--- Begin THE INPUT ---
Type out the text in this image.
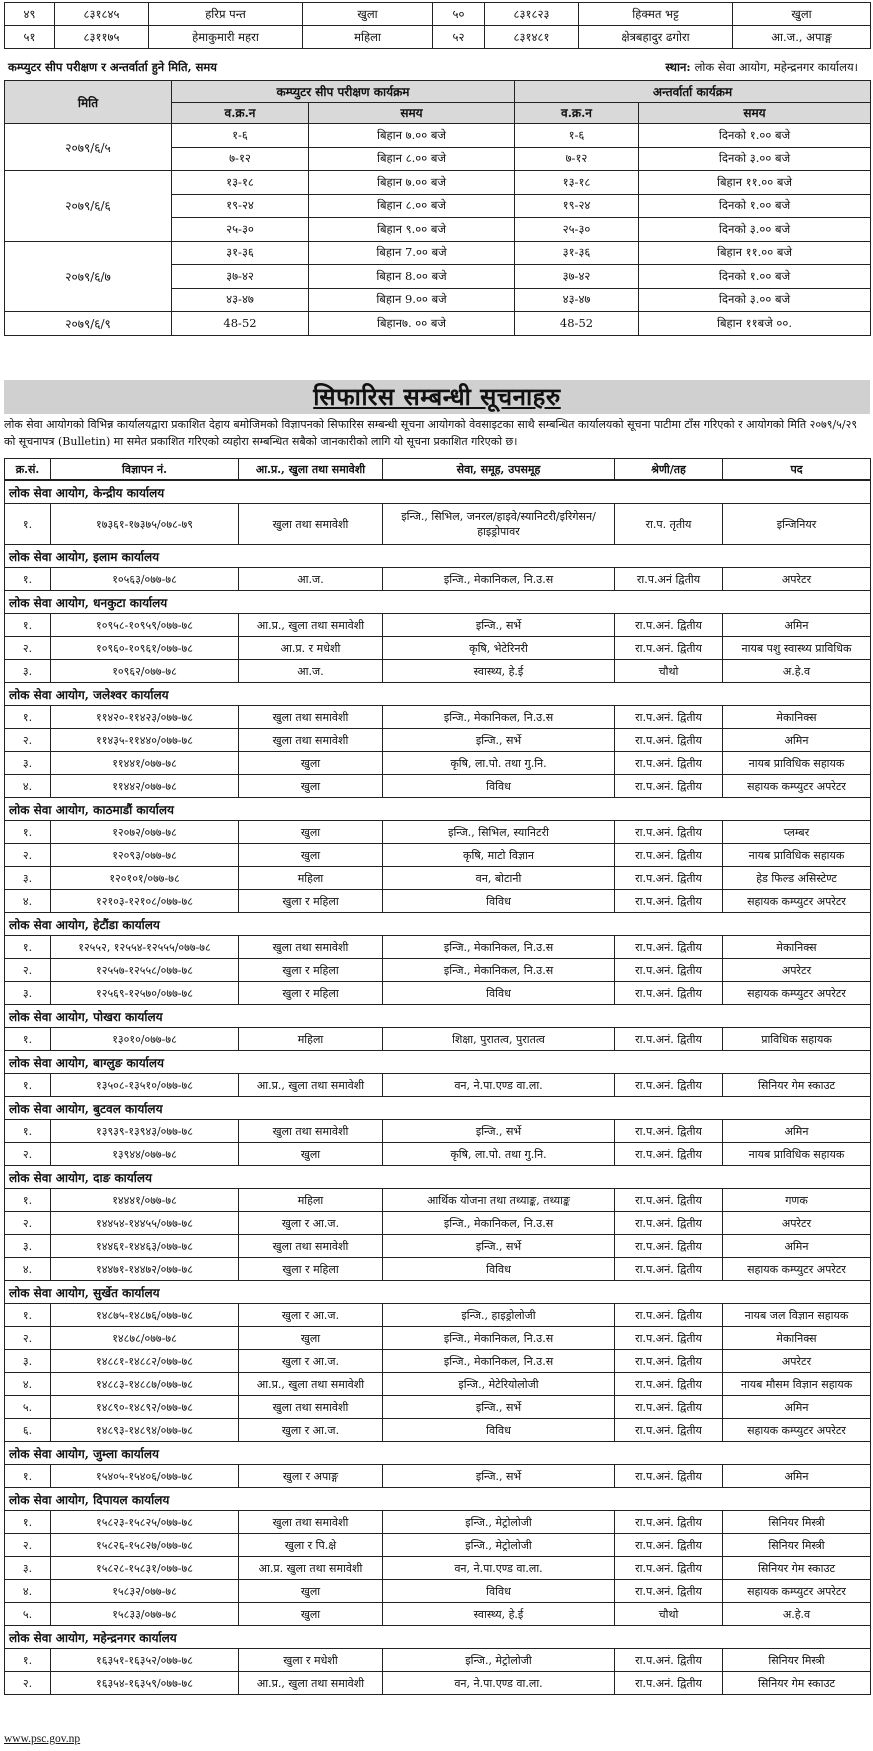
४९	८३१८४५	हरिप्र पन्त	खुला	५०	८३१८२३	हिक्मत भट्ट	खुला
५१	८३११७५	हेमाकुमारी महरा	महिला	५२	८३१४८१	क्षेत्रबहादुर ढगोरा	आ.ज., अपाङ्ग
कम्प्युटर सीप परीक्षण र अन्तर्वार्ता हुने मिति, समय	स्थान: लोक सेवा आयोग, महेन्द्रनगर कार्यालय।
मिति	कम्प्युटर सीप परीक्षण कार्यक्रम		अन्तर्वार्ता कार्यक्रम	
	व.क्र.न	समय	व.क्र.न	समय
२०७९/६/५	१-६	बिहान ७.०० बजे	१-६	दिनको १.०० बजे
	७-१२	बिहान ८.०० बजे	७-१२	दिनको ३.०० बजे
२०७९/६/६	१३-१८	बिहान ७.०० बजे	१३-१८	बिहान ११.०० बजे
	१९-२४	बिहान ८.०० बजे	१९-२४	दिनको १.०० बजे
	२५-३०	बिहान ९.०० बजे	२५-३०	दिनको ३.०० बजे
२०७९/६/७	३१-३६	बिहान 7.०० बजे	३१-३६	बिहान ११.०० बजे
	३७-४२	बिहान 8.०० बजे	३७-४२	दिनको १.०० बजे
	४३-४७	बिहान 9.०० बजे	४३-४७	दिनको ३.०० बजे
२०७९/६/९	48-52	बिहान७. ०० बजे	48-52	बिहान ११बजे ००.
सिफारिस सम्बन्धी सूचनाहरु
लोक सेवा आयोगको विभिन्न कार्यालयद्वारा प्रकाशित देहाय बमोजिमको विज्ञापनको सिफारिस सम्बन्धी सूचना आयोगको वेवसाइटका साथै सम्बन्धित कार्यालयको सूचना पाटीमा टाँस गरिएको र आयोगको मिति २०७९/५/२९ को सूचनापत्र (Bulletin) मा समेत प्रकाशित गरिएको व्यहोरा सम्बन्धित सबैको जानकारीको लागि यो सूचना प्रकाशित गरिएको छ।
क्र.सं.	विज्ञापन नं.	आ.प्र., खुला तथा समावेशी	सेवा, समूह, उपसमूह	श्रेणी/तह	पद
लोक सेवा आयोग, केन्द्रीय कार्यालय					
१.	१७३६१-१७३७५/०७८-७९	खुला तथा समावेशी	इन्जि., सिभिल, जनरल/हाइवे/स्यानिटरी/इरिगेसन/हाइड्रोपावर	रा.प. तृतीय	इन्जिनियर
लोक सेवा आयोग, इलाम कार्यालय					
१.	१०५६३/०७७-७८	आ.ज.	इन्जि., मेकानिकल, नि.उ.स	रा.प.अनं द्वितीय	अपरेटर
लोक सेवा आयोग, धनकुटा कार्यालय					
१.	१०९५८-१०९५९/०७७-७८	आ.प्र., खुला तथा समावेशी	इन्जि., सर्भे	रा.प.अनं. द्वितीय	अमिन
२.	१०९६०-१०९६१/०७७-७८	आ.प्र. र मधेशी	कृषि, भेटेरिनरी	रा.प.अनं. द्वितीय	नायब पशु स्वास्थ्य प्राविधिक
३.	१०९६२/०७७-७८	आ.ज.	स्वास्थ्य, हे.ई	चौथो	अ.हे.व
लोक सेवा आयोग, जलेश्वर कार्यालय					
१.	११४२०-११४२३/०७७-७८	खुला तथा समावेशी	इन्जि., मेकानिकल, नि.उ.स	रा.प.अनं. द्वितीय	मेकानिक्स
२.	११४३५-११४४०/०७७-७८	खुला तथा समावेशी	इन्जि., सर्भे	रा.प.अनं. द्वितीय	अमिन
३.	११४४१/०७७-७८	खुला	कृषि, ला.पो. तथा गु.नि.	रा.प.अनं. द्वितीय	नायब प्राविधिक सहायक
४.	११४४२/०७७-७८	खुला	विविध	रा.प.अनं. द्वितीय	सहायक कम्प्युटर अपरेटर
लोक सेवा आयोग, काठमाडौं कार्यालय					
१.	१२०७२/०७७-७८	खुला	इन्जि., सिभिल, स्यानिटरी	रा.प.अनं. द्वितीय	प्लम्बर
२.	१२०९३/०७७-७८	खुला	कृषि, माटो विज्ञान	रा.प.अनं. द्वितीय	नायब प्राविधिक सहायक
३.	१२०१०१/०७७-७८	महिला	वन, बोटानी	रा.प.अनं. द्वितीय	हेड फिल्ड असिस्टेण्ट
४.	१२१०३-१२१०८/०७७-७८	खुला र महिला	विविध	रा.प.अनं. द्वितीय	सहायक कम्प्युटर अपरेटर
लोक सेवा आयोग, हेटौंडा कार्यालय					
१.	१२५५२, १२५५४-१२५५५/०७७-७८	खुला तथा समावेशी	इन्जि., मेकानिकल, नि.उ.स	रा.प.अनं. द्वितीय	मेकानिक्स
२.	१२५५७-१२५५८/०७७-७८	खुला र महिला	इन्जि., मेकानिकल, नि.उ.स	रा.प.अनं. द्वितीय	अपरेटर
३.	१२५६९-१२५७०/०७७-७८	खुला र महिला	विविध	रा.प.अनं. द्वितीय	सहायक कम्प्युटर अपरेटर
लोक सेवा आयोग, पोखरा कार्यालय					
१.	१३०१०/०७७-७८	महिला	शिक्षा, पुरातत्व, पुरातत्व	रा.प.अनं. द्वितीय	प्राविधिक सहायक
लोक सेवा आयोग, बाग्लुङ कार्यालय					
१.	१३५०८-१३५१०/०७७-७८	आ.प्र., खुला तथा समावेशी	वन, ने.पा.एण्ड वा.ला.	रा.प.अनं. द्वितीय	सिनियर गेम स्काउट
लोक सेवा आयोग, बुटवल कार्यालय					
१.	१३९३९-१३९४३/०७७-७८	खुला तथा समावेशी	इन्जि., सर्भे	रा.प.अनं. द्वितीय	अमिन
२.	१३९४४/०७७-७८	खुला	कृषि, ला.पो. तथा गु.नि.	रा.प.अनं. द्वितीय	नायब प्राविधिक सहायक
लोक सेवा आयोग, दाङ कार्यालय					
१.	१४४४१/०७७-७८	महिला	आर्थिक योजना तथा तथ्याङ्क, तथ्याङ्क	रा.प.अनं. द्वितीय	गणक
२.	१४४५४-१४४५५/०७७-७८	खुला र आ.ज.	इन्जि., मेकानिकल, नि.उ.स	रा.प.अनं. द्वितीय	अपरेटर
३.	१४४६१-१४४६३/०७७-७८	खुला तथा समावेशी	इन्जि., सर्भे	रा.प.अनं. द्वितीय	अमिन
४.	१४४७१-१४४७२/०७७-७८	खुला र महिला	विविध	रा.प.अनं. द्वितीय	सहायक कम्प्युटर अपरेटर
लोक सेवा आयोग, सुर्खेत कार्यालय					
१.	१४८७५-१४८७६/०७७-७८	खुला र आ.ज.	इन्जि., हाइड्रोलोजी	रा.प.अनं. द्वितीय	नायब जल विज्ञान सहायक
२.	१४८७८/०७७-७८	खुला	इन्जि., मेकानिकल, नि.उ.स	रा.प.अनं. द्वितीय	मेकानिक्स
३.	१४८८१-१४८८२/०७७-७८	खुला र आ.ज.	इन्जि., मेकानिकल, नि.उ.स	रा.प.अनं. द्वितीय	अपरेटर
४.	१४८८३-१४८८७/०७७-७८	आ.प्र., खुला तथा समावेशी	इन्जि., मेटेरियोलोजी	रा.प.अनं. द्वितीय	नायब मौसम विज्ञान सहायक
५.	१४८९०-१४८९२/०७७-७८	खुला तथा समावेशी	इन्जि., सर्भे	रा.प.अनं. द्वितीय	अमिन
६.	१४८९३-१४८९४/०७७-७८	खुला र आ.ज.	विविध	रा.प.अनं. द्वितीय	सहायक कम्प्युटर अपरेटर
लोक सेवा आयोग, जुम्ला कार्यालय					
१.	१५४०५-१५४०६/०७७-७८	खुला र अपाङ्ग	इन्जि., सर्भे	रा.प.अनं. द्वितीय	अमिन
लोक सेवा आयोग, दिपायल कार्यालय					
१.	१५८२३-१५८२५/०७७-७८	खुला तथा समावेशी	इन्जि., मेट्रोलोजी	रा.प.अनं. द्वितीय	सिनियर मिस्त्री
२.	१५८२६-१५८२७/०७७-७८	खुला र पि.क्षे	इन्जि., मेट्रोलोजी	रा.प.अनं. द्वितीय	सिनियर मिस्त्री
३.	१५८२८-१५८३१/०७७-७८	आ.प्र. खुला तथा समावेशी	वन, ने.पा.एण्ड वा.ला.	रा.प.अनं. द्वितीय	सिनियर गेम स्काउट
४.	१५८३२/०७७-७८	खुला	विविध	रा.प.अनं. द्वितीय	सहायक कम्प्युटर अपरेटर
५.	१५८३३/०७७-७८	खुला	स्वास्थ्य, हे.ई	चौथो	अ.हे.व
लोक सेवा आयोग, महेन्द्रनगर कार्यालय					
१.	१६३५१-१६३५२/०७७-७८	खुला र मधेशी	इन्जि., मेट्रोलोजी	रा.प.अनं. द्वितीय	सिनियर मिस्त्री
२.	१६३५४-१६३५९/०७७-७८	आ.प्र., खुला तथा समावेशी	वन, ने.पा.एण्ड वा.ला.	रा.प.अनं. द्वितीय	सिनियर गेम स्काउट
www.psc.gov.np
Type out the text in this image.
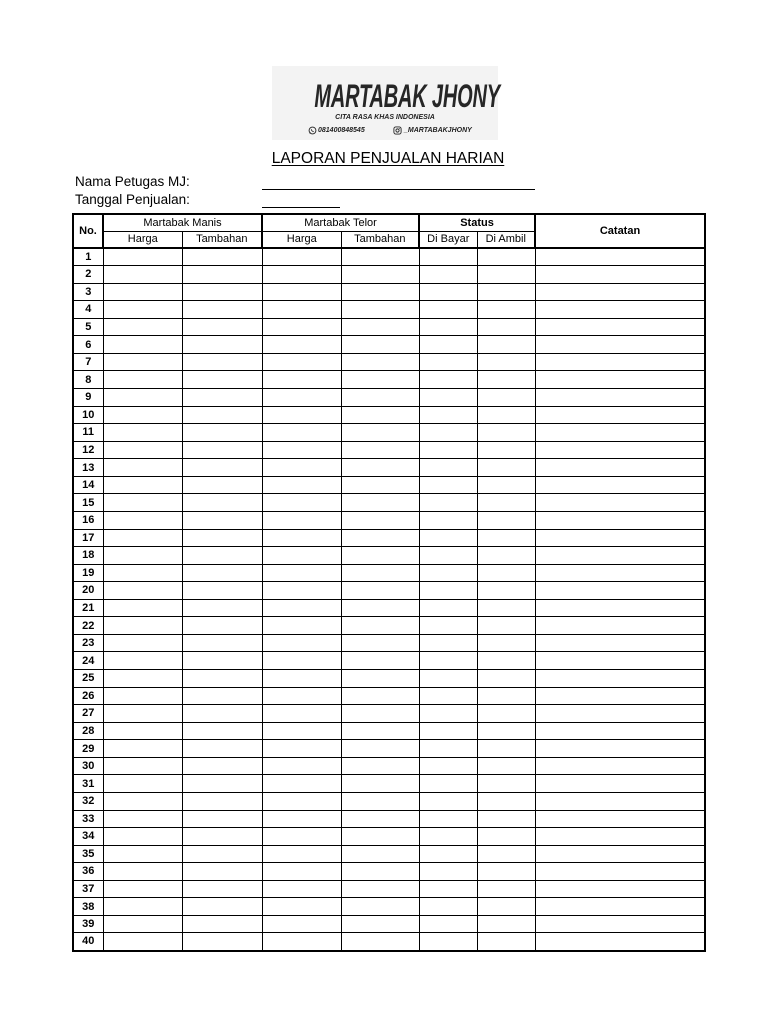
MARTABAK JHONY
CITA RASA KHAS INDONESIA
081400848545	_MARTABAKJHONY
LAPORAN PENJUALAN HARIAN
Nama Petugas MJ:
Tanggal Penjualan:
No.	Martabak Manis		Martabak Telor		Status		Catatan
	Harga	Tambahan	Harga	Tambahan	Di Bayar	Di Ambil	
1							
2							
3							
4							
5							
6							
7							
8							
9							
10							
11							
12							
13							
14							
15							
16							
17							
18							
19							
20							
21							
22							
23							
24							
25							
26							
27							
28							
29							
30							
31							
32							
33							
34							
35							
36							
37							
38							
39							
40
--- End THE INPUT ---
TASK STATEMENT:
Pick out each line in the material containing "रनगर".

WRITTEN SOLUTION:
कम्प्युटर सीप परीक्षण र अन्तर्वार्ता हुने मिति, समय	स्थान: लोक सेवा आयोग, महेन्द्रनगर कार्यालय।
लोक सेवा आयोग, महेन्द्रनगर कार्यालय					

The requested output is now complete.